Find every line in the data that contains the word "till". Return each of those lines.

= = = = =

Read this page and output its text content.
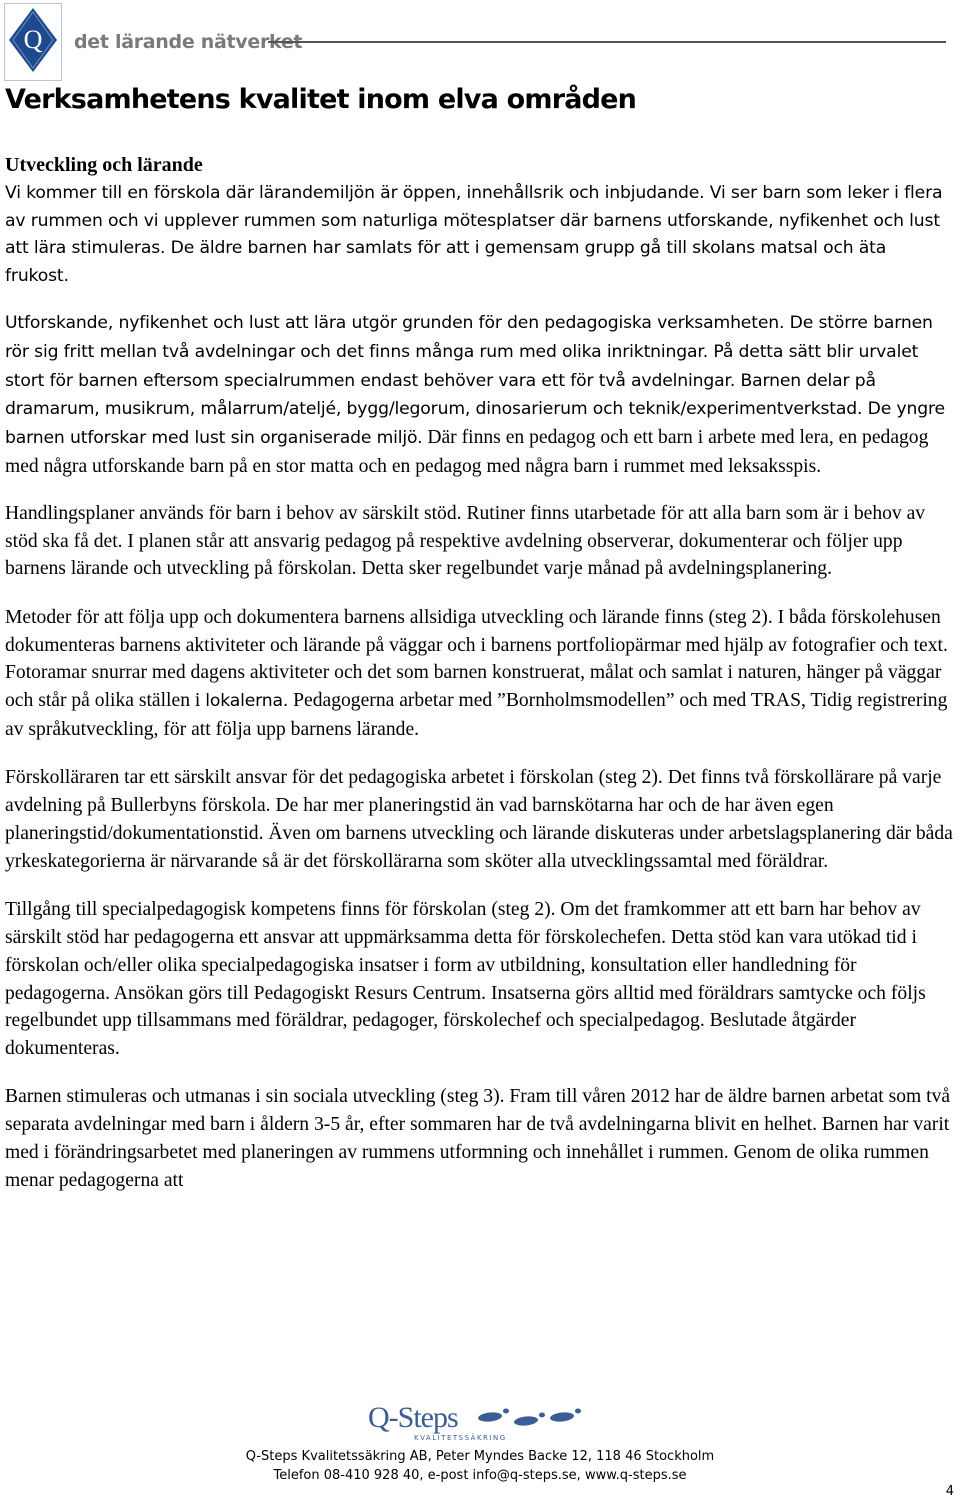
Q det lärande nätverket
Verksamhetens kvalitet inom elva områden
Utveckling och lärande

Vi kommer till en förskola där lärandemiljön är öppen, innehållsrik och inbjudande. Vi ser barn som leker i flera av rummen och vi upplever rummen som naturliga mötesplatser där barnens utforskande, nyfikenhet och lust att lära stimuleras. De äldre barnen har samlats för att i gemensam grupp gå till skolans matsal och äta frukost.

Utforskande, nyfikenhet och lust att lära utgör grunden för den pedagogiska verksamheten. De större barnen rör sig fritt mellan två avdelningar och det finns många rum med olika inriktningar. På detta sätt blir urvalet stort för barnen eftersom specialrummen endast behöver vara ett för två avdelningar. Barnen delar på dramarum, musikrum, målarrum/ateljé, bygg/legorum, dinosarierum och teknik/experimentverkstad. De yngre barnen utforskar med lust sin organiserade miljö. Där finns en pedagog och ett barn i arbete med lera, en pedagog med några utforskande barn på en stor matta och en pedagog med några barn i rummet med leksaksspis.

Handlingsplaner används för barn i behov av särskilt stöd. Rutiner finns utarbetade för att alla barn som är i behov av stöd ska få det. I planen står att ansvarig pedagog på respektive avdelning observerar, dokumenterar och följer upp barnens lärande och utveckling på förskolan. Detta sker regelbundet varje månad på avdelningsplanering.

Metoder för att följa upp och dokumentera barnens allsidiga utveckling och lärande finns (steg 2). I båda förskolehusen dokumenteras barnens aktiviteter och lärande på väggar och i barnens portfoliopärmar med hjälp av fotografier och text. Fotoramar snurrar med dagens aktiviteter och det som barnen konstruerat, målat och samlat i naturen, hänger på väggar och står på olika ställen i lokalerna. Pedagogerna arbetar med ”Bornholmsmodellen” och med TRAS, Tidig registrering av språkutveckling, för att följa upp barnens lärande.

Förskolläraren tar ett särskilt ansvar för det pedagogiska arbetet i förskolan (steg 2). Det finns två förskollärare på varje avdelning på Bullerbyns förskola. De har mer planeringstid än vad barnskötarna har och de har även egen planeringstid/dokumentationstid. Även om barnens utveckling och lärande diskuteras under arbetslagsplanering där båda yrkeskategorierna är närvarande så är det förskollärarna som sköter alla utvecklingssamtal med föräldrar.

Tillgång till specialpedagogisk kompetens finns för förskolan (steg 2). Om det framkommer att ett barn har behov av särskilt stöd har pedagogerna ett ansvar att uppmärksamma detta för förskolechefen. Detta stöd kan vara utökad tid i förskolan och/eller olika specialpedagogiska insatser i form av utbildning, konsultation eller handledning för pedagogerna. Ansökan görs till Pedagogiskt Resurs Centrum. Insatserna görs alltid med föräldrars samtycke och följs regelbundet upp tillsammans med föräldrar, pedagoger, förskolechef och specialpedagog. Beslutade åtgärder dokumenteras.

Barnen stimuleras och utmanas i sin sociala utveckling (steg 3). Fram till våren 2012 har de äldre barnen arbetat som två separata avdelningar med barn i åldern 3-5 år, efter sommaren har de två avdelningarna blivit en helhet. Barnen har varit med i förändringsarbetet med planeringen av rummens utformning och innehållet i rummen. Genom de olika rummen menar pedagogerna att

Q-Steps
KVALITETSSÄKRING
Q-Steps Kvalitetssäkring AB, Peter Myndes Backe 12, 118 46 Stockholm
Telefon 08-410 928 40, e-post info@q-steps.se, www.q-steps.se
4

= = = = =

### Task output
Vi kommer till en förskola där lärandemiljön är öppen, innehållsrik och inbjudande. Vi ser barn som leker i flera av rummen och vi upplever rummen som naturliga mötesplatser där barnens utforskande, nyfikenhet och lust att lära stimuleras. De äldre barnen har samlats för att i gemensam grupp gå till skolans matsal och äta frukost.
Tillgång till specialpedagogisk kompetens finns för förskolan (steg 2). Om det framkommer att ett barn har behov av särskilt stöd har pedagogerna ett ansvar att uppmärksamma detta för förskolechefen. Detta stöd kan vara utökad tid i förskolan och/eller olika specialpedagogiska insatser i form av utbildning, konsultation eller handledning för pedagogerna. Ansökan görs till Pedagogiskt Resurs Centrum. Insatserna görs alltid med föräldrars samtycke och följs regelbundet upp tillsammans med föräldrar, pedagoger, förskolechef och specialpedagog. Beslutade åtgärder dokumenteras.
Barnen stimuleras och utmanas i sin sociala utveckling (steg 3). Fram till våren 2012 har de äldre barnen arbetat som två separata avdelningar med barn i åldern 3-5 år, efter sommaren har de två avdelningarna blivit en helhet. Barnen har varit med i förändringsarbetet med planeringen av rummens utformning och innehållet i rummen. Genom de olika rummen menar pedagogerna att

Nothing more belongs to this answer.